● **What you are asked to do**: Below are records; count the lines that contain "nicht" and give only the total.

[Excerpt from a dataset]

◆ ◆ ◆ ◆ ◆ ◆ ◆

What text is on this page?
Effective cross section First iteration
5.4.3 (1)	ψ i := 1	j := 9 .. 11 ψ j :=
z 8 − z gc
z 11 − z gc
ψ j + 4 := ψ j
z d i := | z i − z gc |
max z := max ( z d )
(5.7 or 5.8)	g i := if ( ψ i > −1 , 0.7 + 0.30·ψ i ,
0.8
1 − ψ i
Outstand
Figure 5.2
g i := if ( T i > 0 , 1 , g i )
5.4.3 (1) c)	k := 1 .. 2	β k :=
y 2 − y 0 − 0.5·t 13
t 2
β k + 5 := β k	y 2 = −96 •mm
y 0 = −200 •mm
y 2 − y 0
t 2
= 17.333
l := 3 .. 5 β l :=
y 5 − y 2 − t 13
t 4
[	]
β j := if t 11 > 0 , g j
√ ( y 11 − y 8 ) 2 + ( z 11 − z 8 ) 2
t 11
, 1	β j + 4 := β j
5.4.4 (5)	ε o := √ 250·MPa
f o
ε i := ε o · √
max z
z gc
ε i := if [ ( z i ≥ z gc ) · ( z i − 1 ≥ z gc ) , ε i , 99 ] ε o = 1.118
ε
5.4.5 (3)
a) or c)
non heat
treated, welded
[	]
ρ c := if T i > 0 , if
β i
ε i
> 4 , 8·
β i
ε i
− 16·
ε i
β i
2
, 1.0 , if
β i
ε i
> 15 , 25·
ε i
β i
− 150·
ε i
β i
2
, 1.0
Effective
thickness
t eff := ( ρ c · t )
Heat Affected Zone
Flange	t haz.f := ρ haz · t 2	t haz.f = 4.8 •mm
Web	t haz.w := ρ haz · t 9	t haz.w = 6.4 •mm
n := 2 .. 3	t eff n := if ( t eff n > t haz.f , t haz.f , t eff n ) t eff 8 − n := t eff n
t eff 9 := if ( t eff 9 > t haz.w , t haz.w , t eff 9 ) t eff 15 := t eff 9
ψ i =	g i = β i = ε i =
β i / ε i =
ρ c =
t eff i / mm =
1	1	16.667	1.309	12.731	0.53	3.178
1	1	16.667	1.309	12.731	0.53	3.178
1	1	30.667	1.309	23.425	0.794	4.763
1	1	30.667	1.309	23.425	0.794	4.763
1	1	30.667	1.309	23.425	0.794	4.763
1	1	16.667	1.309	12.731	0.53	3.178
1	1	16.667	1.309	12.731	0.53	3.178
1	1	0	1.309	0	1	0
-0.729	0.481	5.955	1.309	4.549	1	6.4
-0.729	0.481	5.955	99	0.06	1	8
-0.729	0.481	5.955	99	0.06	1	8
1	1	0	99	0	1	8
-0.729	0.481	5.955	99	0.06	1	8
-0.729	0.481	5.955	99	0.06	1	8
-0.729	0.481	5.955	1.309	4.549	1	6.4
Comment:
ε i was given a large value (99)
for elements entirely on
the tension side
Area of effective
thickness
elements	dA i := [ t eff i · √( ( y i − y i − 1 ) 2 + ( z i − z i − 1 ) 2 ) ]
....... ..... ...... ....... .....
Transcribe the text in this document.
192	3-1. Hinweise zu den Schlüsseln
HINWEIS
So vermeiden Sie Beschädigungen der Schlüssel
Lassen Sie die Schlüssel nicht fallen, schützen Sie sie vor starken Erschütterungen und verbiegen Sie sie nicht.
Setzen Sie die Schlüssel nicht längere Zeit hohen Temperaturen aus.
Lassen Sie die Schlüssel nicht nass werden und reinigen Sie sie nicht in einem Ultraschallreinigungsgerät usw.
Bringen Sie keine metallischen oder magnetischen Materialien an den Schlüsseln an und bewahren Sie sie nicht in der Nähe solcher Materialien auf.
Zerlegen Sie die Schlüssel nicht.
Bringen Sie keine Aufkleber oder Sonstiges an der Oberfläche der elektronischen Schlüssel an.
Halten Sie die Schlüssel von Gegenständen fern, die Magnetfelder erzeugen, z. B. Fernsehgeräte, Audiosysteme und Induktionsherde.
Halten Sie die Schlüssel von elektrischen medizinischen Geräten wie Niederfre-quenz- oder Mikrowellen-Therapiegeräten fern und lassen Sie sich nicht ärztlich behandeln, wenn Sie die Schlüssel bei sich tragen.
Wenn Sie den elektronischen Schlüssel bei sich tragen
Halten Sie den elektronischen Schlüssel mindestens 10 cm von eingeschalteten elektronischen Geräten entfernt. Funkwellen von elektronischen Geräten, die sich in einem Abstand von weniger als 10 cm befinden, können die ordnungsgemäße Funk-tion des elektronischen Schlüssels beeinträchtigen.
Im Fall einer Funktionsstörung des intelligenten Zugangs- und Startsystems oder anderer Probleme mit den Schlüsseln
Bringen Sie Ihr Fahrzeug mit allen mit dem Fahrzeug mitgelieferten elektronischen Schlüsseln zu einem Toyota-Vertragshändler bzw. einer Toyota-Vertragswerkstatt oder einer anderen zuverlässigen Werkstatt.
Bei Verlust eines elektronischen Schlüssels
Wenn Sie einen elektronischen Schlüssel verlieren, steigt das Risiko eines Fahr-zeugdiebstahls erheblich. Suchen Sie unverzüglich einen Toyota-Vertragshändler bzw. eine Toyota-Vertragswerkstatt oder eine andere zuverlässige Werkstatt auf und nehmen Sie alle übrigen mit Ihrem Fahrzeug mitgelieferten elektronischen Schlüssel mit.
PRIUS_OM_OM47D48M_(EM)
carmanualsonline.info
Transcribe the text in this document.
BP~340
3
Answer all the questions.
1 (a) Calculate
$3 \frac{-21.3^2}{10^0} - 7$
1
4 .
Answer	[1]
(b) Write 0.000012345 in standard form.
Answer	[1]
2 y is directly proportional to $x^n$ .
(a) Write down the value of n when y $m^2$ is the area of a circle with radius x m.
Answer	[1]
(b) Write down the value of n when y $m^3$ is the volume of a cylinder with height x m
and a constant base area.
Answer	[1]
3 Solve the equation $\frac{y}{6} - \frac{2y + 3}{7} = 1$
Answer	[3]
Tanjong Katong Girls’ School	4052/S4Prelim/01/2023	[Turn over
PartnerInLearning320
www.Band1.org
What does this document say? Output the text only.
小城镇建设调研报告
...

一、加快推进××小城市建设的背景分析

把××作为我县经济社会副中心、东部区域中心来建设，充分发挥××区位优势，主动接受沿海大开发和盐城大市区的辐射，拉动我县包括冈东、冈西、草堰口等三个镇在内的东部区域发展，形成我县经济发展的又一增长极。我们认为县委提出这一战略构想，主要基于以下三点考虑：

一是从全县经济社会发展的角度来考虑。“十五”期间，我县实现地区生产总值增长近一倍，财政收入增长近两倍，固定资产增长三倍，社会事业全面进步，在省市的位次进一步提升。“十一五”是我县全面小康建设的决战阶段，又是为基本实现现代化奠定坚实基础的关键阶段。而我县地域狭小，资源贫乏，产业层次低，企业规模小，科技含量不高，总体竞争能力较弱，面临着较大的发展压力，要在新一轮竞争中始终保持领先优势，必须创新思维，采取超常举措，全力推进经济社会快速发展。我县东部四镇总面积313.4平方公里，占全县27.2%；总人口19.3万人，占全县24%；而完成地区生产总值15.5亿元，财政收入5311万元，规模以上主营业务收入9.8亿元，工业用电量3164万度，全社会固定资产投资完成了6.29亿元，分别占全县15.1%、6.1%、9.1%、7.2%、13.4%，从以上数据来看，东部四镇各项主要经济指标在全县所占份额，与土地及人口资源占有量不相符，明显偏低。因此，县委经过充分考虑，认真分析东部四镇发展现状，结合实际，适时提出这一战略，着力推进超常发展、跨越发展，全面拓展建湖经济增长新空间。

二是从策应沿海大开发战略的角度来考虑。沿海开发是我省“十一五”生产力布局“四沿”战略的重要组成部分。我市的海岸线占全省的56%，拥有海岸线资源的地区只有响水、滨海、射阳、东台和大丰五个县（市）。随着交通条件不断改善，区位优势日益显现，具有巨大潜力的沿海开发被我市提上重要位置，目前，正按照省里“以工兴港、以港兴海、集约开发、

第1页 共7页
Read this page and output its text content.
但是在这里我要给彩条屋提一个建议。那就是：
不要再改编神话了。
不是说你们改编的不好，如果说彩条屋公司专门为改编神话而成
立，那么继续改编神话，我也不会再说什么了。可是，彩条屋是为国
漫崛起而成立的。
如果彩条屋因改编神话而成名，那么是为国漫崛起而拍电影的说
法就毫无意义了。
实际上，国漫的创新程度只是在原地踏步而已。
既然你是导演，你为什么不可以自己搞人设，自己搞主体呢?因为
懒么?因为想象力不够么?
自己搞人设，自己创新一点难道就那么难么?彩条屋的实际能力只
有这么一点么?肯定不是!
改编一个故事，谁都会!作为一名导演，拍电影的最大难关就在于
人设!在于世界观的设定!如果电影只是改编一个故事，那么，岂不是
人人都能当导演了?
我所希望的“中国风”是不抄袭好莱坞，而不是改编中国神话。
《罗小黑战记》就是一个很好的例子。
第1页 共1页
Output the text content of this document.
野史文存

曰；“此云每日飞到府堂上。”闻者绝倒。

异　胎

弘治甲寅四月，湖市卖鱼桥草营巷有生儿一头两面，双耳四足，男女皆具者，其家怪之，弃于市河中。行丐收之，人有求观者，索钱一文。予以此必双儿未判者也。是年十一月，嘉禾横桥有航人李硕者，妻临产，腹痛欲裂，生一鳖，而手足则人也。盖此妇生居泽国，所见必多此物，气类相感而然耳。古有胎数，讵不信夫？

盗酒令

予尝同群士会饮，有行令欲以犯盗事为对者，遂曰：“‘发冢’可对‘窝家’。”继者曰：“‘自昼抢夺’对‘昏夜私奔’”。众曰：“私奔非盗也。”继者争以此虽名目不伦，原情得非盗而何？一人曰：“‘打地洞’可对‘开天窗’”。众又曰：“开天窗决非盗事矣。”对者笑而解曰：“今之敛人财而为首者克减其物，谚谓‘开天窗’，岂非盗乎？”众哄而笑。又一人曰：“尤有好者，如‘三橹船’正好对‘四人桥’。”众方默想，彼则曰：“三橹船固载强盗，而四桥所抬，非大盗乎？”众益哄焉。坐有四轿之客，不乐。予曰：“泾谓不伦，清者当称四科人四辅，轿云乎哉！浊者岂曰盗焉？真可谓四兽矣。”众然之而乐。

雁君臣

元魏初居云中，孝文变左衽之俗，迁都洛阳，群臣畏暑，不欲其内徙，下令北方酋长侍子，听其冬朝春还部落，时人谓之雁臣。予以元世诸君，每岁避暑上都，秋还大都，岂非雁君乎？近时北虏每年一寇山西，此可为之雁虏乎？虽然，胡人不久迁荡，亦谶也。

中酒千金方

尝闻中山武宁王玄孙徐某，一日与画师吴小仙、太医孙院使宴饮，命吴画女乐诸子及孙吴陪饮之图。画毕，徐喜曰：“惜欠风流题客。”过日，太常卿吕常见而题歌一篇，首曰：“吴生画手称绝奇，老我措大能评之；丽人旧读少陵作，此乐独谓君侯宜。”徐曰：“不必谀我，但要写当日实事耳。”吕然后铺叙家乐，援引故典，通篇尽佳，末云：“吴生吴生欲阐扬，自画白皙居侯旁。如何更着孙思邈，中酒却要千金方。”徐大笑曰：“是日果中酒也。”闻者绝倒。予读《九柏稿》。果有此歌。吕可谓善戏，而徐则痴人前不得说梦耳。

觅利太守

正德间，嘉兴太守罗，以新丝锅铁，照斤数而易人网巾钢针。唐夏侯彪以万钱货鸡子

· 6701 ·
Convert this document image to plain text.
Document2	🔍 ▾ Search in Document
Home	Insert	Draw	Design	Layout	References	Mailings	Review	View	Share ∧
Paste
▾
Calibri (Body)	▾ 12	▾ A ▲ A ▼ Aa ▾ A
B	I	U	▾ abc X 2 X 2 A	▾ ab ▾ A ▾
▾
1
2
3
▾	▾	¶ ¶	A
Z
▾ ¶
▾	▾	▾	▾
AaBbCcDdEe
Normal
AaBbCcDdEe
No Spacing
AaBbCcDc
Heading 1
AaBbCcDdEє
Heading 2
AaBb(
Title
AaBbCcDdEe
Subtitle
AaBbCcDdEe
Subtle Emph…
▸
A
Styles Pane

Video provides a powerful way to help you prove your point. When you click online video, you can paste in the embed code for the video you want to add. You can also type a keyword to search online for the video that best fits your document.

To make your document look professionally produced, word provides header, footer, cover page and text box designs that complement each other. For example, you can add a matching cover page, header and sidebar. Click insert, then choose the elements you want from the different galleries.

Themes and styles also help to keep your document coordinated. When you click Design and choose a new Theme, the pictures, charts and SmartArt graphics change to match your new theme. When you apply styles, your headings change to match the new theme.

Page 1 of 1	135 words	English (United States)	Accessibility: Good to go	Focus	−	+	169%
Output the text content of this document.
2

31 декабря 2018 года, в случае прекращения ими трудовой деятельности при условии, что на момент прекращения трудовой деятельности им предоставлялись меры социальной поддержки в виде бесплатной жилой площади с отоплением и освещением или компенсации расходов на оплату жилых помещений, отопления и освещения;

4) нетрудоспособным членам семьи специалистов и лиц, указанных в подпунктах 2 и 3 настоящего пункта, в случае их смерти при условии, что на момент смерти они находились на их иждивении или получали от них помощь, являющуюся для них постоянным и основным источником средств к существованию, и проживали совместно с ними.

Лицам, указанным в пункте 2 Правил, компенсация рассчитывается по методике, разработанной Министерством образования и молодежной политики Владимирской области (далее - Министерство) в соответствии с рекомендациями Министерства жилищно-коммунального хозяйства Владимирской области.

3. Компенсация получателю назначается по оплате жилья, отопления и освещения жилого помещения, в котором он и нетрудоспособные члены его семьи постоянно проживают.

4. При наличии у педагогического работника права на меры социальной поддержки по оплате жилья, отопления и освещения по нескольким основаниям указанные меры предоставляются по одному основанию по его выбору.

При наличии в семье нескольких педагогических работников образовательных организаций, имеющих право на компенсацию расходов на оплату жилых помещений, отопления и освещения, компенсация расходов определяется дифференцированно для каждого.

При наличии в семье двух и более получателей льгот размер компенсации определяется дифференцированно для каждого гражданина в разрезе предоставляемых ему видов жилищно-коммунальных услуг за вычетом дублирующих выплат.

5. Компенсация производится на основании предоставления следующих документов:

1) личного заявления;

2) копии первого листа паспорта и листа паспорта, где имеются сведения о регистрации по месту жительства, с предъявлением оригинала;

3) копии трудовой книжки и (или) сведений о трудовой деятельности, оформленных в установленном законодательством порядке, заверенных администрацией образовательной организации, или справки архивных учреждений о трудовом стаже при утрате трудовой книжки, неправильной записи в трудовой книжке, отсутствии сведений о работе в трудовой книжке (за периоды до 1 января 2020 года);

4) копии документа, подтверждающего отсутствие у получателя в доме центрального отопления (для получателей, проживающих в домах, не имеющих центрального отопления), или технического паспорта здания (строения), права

◆ ◆ ◆ ◆ ◆ ◆ ◆

● **Exercise solution**: 6